Dataset records
"""
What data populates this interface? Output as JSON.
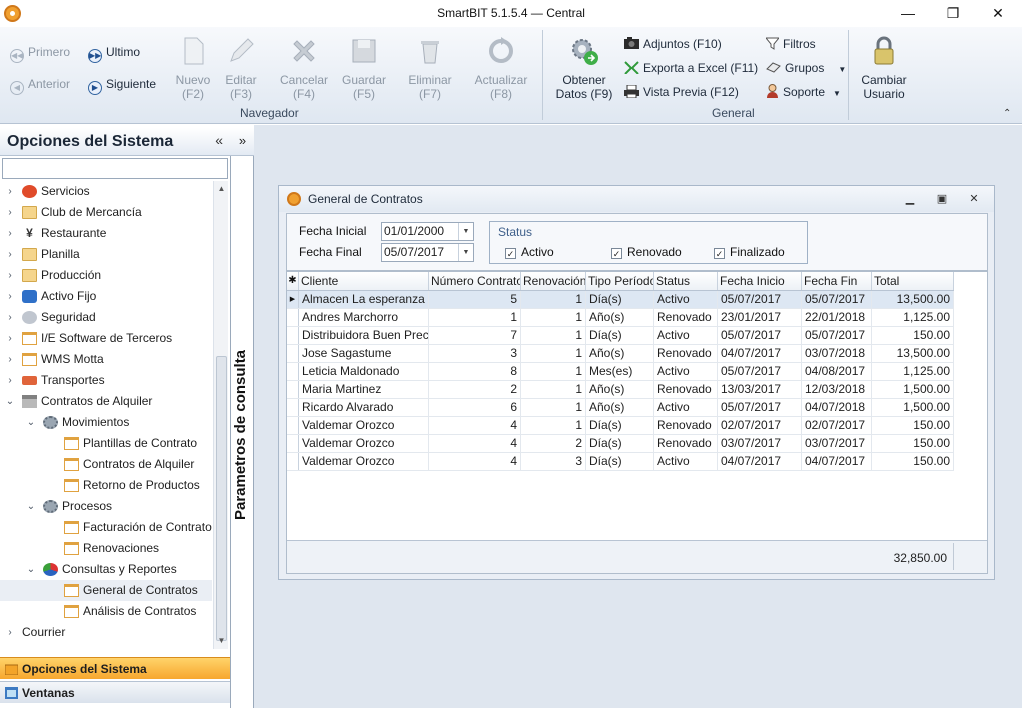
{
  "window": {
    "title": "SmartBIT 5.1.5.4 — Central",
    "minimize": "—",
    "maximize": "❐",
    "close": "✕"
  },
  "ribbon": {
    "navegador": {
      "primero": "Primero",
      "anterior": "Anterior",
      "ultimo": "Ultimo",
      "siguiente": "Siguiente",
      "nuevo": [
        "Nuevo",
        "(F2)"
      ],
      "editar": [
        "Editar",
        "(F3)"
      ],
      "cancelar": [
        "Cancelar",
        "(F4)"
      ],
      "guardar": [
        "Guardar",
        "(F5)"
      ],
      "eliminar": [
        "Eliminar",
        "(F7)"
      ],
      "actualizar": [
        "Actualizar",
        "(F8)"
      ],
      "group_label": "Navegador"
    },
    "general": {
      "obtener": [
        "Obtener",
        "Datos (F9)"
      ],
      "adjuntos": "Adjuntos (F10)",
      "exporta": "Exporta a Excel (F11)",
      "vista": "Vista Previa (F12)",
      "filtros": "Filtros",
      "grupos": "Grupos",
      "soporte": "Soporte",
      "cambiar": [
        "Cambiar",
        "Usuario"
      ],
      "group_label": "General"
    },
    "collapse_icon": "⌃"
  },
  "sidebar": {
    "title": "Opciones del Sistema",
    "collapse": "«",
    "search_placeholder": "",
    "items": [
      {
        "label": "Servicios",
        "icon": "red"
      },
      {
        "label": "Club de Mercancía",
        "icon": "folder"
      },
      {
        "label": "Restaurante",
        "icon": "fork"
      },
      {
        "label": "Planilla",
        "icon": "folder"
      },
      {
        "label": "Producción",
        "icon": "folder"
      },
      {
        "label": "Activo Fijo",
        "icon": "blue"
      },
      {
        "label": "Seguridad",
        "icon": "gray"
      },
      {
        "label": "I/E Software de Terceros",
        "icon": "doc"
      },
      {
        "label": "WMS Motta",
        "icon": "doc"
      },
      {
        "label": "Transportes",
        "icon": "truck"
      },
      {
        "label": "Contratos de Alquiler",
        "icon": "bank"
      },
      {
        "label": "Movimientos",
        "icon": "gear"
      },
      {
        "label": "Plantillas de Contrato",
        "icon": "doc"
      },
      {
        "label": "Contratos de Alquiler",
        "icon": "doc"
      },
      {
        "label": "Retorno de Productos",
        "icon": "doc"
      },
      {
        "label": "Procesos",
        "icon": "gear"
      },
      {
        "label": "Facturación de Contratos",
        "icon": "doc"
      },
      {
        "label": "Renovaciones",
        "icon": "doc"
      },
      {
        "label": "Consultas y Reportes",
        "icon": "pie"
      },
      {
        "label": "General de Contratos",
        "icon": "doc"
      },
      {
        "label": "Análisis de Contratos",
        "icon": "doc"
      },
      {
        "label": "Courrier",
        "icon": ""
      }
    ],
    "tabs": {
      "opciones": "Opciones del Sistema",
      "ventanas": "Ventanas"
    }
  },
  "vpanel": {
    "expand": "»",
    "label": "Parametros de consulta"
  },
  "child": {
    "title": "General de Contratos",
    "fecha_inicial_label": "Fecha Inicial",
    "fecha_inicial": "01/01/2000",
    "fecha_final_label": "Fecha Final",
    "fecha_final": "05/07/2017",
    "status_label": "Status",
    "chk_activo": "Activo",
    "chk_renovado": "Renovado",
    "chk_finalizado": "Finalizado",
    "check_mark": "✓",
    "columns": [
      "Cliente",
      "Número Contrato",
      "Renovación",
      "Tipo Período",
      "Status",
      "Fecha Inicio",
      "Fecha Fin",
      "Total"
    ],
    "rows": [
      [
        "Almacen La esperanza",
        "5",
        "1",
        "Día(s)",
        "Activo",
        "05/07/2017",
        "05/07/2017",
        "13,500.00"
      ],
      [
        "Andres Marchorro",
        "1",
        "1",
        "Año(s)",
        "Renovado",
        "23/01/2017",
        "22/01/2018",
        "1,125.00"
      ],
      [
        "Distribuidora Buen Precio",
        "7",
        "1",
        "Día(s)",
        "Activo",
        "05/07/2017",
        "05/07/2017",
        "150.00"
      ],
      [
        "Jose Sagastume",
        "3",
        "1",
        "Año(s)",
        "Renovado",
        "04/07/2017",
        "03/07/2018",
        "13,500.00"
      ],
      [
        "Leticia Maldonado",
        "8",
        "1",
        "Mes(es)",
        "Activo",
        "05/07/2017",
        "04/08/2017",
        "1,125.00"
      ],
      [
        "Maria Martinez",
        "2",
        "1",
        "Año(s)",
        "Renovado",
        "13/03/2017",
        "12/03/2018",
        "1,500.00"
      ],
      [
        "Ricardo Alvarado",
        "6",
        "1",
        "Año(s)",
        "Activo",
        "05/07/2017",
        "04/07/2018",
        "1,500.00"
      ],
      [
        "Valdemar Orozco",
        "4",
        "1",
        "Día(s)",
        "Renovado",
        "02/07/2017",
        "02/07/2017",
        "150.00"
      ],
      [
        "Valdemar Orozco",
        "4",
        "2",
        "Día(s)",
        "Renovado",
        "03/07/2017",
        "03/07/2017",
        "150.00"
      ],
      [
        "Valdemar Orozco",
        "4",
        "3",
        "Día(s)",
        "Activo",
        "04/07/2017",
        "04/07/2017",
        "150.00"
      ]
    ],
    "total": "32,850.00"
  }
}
"""
Repeat the records above verbatim, with no pictures in the result.

§ RESPONSE:
What data populates this interface? Output as JSON.
{
  "window": {
    "title": "SmartBIT 5.1.5.4 — Central",
    "minimize": "—",
    "maximize": "❐",
    "close": "✕"
  },
  "ribbon": {
    "navegador": {
      "primero": "Primero",
      "anterior": "Anterior",
      "ultimo": "Ultimo",
      "siguiente": "Siguiente",
      "nuevo": [
        "Nuevo",
        "(F2)"
      ],
      "editar": [
        "Editar",
        "(F3)"
      ],
      "cancelar": [
        "Cancelar",
        "(F4)"
      ],
      "guardar": [
        "Guardar",
        "(F5)"
      ],
      "eliminar": [
        "Eliminar",
        "(F7)"
      ],
      "actualizar": [
        "Actualizar",
        "(F8)"
      ],
      "group_label": "Navegador"
    },
    "general": {
      "obtener": [
        "Obtener",
        "Datos (F9)"
      ],
      "adjuntos": "Adjuntos (F10)",
      "exporta": "Exporta a Excel (F11)",
      "vista": "Vista Previa (F12)",
      "filtros": "Filtros",
      "grupos": "Grupos",
      "soporte": "Soporte",
      "cambiar": [
        "Cambiar",
        "Usuario"
      ],
      "group_label": "General"
    },
    "collapse_icon": "⌃"
  },
  "sidebar": {
    "title": "Opciones del Sistema",
    "collapse": "«",
    "search_placeholder": "",
    "items": [
      {
        "label": "Servicios",
        "icon": "red"
      },
      {
        "label": "Club de Mercancía",
        "icon": "folder"
      },
      {
        "label": "Restaurante",
        "icon": "fork"
      },
      {
        "label": "Planilla",
        "icon": "folder"
      },
      {
        "label": "Producción",
        "icon": "folder"
      },
      {
        "label": "Activo Fijo",
        "icon": "blue"
      },
      {
        "label": "Seguridad",
        "icon": "gray"
      },
      {
        "label": "I/E Software de Terceros",
        "icon": "doc"
      },
      {
        "label": "WMS Motta",
        "icon": "doc"
      },
      {
        "label": "Transportes",
        "icon": "truck"
      },
      {
        "label": "Contratos de Alquiler",
        "icon": "bank"
      },
      {
        "label": "Movimientos",
        "icon": "gear"
      },
      {
        "label": "Plantillas de Contrato",
        "icon": "doc"
      },
      {
        "label": "Contratos de Alquiler",
        "icon": "doc"
      },
      {
        "label": "Retorno de Productos",
        "icon": "doc"
      },
      {
        "label": "Procesos",
        "icon": "gear"
      },
      {
        "label": "Facturación de Contratos",
        "icon": "doc"
      },
      {
        "label": "Renovaciones",
        "icon": "doc"
      },
      {
        "label": "Consultas y Reportes",
        "icon": "pie"
      },
      {
        "label": "General de Contratos",
        "icon": "doc"
      },
      {
        "label": "Análisis de Contratos",
        "icon": "doc"
      },
      {
        "label": "Courrier",
        "icon": ""
      }
    ],
    "tabs": {
      "opciones": "Opciones del Sistema",
      "ventanas": "Ventanas"
    }
  },
  "vpanel": {
    "expand": "»",
    "label": "Parametros de consulta"
  },
  "child": {
    "title": "General de Contratos",
    "fecha_inicial_label": "Fecha Inicial",
    "fecha_inicial": "01/01/2000",
    "fecha_final_label": "Fecha Final",
    "fecha_final": "05/07/2017",
    "status_label": "Status",
    "chk_activo": "Activo",
    "chk_renovado": "Renovado",
    "chk_finalizado": "Finalizado",
    "check_mark": "✓",
    "columns": [
      "Cliente",
      "Número Contrato",
      "Renovación",
      "Tipo Período",
      "Status",
      "Fecha Inicio",
      "Fecha Fin",
      "Total"
    ],
    "rows": [
      [
        "Almacen La esperanza",
        "5",
        "1",
        "Día(s)",
        "Activo",
        "05/07/2017",
        "05/07/2017",
        "13,500.00"
      ],
      [
        "Andres Marchorro",
        "1",
        "1",
        "Año(s)",
        "Renovado",
        "23/01/2017",
        "22/01/2018",
        "1,125.00"
      ],
      [
        "Distribuidora Buen Precio",
        "7",
        "1",
        "Día(s)",
        "Activo",
        "05/07/2017",
        "05/07/2017",
        "150.00"
      ],
      [
        "Jose Sagastume",
        "3",
        "1",
        "Año(s)",
        "Renovado",
        "04/07/2017",
        "03/07/2018",
        "13,500.00"
      ],
      [
        "Leticia Maldonado",
        "8",
        "1",
        "Mes(es)",
        "Activo",
        "05/07/2017",
        "04/08/2017",
        "1,125.00"
      ],
      [
        "Maria Martinez",
        "2",
        "1",
        "Año(s)",
        "Renovado",
        "13/03/2017",
        "12/03/2018",
        "1,500.00"
      ],
      [
        "Ricardo Alvarado",
        "6",
        "1",
        "Año(s)",
        "Activo",
        "05/07/2017",
        "04/07/2018",
        "1,500.00"
      ],
      [
        "Valdemar Orozco",
        "4",
        "1",
        "Día(s)",
        "Renovado",
        "02/07/2017",
        "02/07/2017",
        "150.00"
      ],
      [
        "Valdemar Orozco",
        "4",
        "2",
        "Día(s)",
        "Renovado",
        "03/07/2017",
        "03/07/2017",
        "150.00"
      ],
      [
        "Valdemar Orozco",
        "4",
        "3",
        "Día(s)",
        "Activo",
        "04/07/2017",
        "04/07/2017",
        "150.00"
      ]
    ],
    "total": "32,850.00"
  }
}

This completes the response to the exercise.